RECORDS PROVIDED

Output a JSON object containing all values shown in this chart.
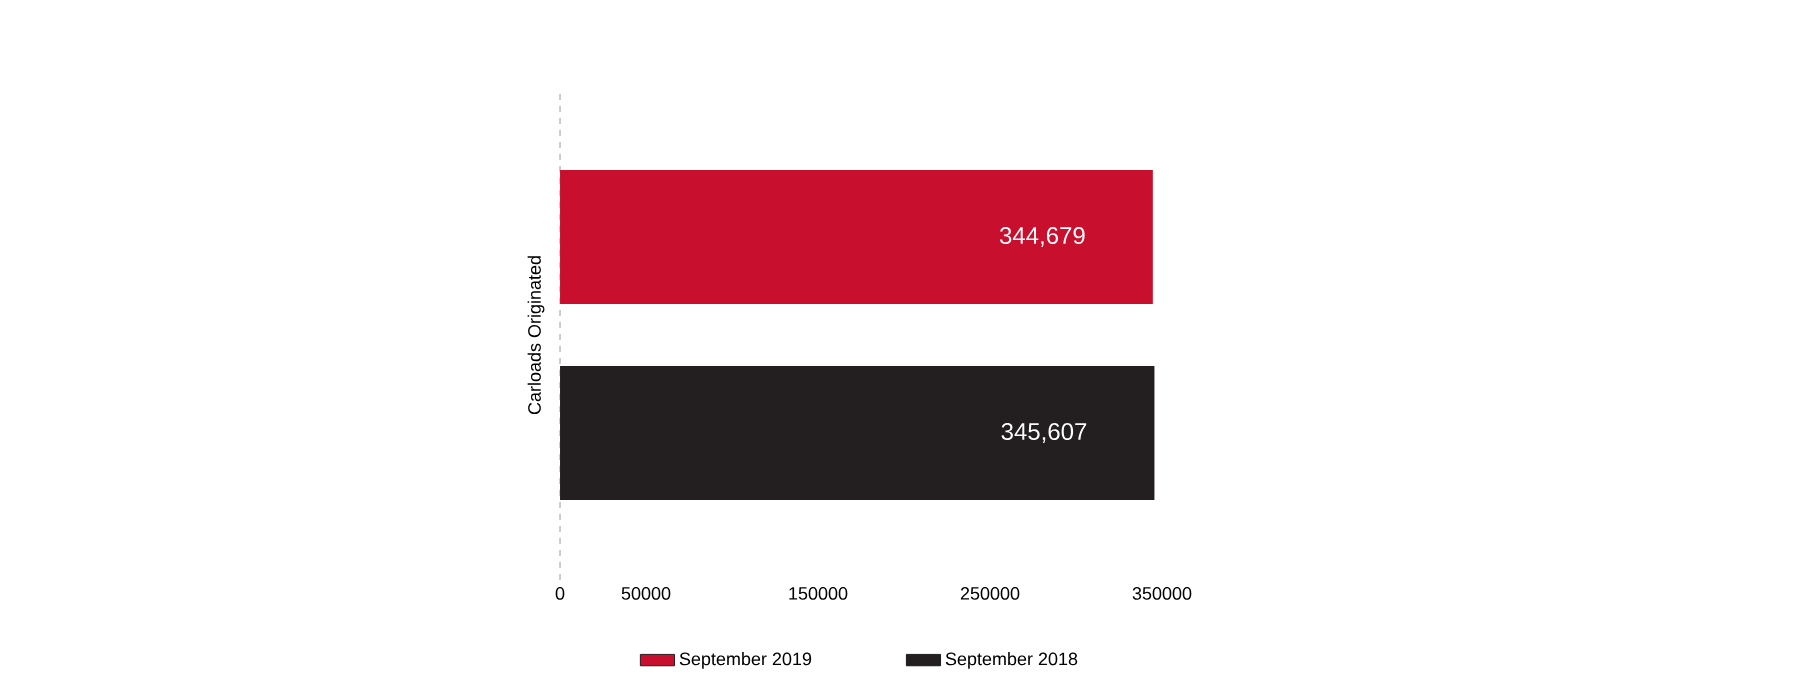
{
  "chart_data": {
    "type": "bar",
    "orientation": "horizontal",
    "categories": [
      "Carloads Originated"
    ],
    "series": [
      {
        "name": "September 2019",
        "color": "#c8102e",
        "values": [
          344679
        ],
        "value_labels": [
          "344,679"
        ]
      },
      {
        "name": "September 2018",
        "color": "#231f20",
        "values": [
          345607
        ],
        "value_labels": [
          "345,607"
        ]
      }
    ],
    "xlim": [
      0,
      350000
    ],
    "xticks": [
      0,
      50000,
      150000,
      250000,
      350000
    ],
    "legend": "bottom"
  }
}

WHAT YOU WILL DO
Quote the entries in full. Any image among them is to be omitted from the copy.

RESPONSE TO THIS TASK
Output a JSON object containing all values shown in this chart.
{
  "chart_data": {
    "type": "bar",
    "orientation": "horizontal",
    "categories": [
      "Carloads Originated"
    ],
    "series": [
      {
        "name": "September 2019",
        "color": "#c8102e",
        "values": [
          344679
        ],
        "value_labels": [
          "344,679"
        ]
      },
      {
        "name": "September 2018",
        "color": "#231f20",
        "values": [
          345607
        ],
        "value_labels": [
          "345,607"
        ]
      }
    ],
    "xlim": [
      0,
      350000
    ],
    "xticks": [
      0,
      50000,
      150000,
      250000,
      350000
    ],
    "legend": "bottom"
  }
}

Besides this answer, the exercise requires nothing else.